***** Records for the exercise *****

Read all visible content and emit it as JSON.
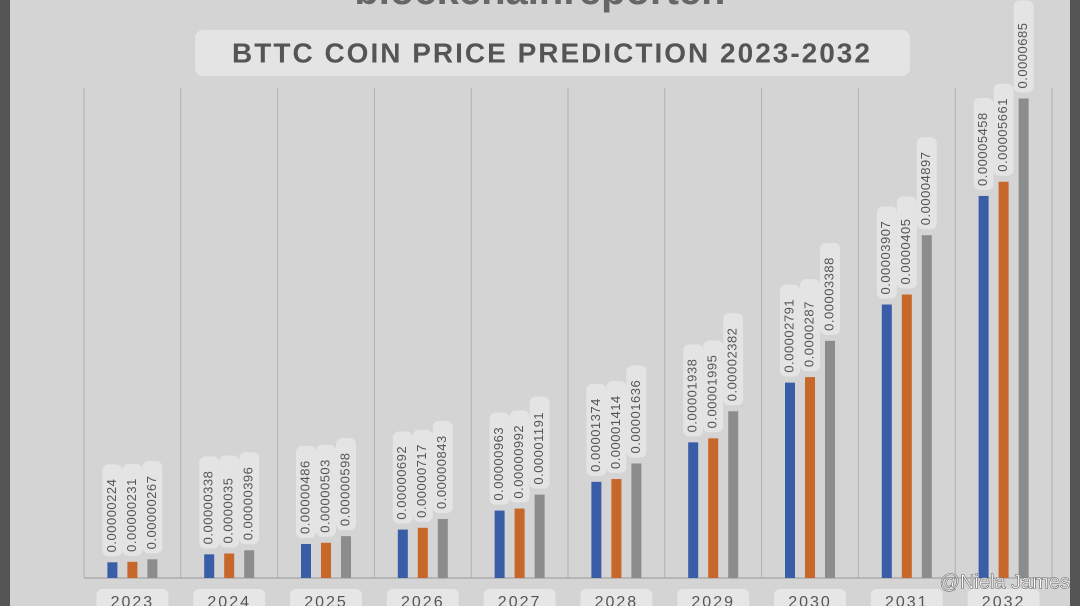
{
  "logo": "blockchainreporter.",
  "watermark": "@Niela James",
  "chart_data": {
    "type": "bar",
    "title": "BTTC COIN PRICE PREDICTION  2023-2032",
    "categories": [
      "2023",
      "2024",
      "2025",
      "2026",
      "2027",
      "2028",
      "2029",
      "2030",
      "2031",
      "2032"
    ],
    "series": [
      {
        "color": "#3a5da8",
        "values": [
          2.24e-06,
          3.38e-06,
          4.86e-06,
          6.92e-06,
          9.63e-06,
          1.374e-05,
          1.938e-05,
          2.791e-05,
          3.907e-05,
          5.458e-05
        ]
      },
      {
        "color": "#c8672a",
        "values": [
          2.31e-06,
          3.5e-06,
          5.03e-06,
          7.17e-06,
          9.92e-06,
          1.414e-05,
          1.995e-05,
          2.87e-05,
          4.05e-05,
          5.661e-05
        ]
      },
      {
        "color": "#8c8c8c",
        "values": [
          2.67e-06,
          3.96e-06,
          5.98e-06,
          8.43e-06,
          1.191e-05,
          1.636e-05,
          2.382e-05,
          3.388e-05,
          4.897e-05,
          6.85e-05
        ]
      }
    ],
    "ylim": [
      0,
      7e-05
    ]
  }
}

*****

Required work: Transcribe every record above exactly as written, leaving out any pictures.

Full answer:
Read all visible content and emit it as JSON.
{
  "logo": "blockchainreporter.",
  "watermark": "@Niela James",
  "chart_data": {
    "type": "bar",
    "title": "BTTC COIN PRICE PREDICTION  2023-2032",
    "categories": [
      "2023",
      "2024",
      "2025",
      "2026",
      "2027",
      "2028",
      "2029",
      "2030",
      "2031",
      "2032"
    ],
    "series": [
      {
        "color": "#3a5da8",
        "values": [
          2.24e-06,
          3.38e-06,
          4.86e-06,
          6.92e-06,
          9.63e-06,
          1.374e-05,
          1.938e-05,
          2.791e-05,
          3.907e-05,
          5.458e-05
        ]
      },
      {
        "color": "#c8672a",
        "values": [
          2.31e-06,
          3.5e-06,
          5.03e-06,
          7.17e-06,
          9.92e-06,
          1.414e-05,
          1.995e-05,
          2.87e-05,
          4.05e-05,
          5.661e-05
        ]
      },
      {
        "color": "#8c8c8c",
        "values": [
          2.67e-06,
          3.96e-06,
          5.98e-06,
          8.43e-06,
          1.191e-05,
          1.636e-05,
          2.382e-05,
          3.388e-05,
          4.897e-05,
          6.85e-05
        ]
      }
    ],
    "ylim": [
      0,
      7e-05
    ]
  }
}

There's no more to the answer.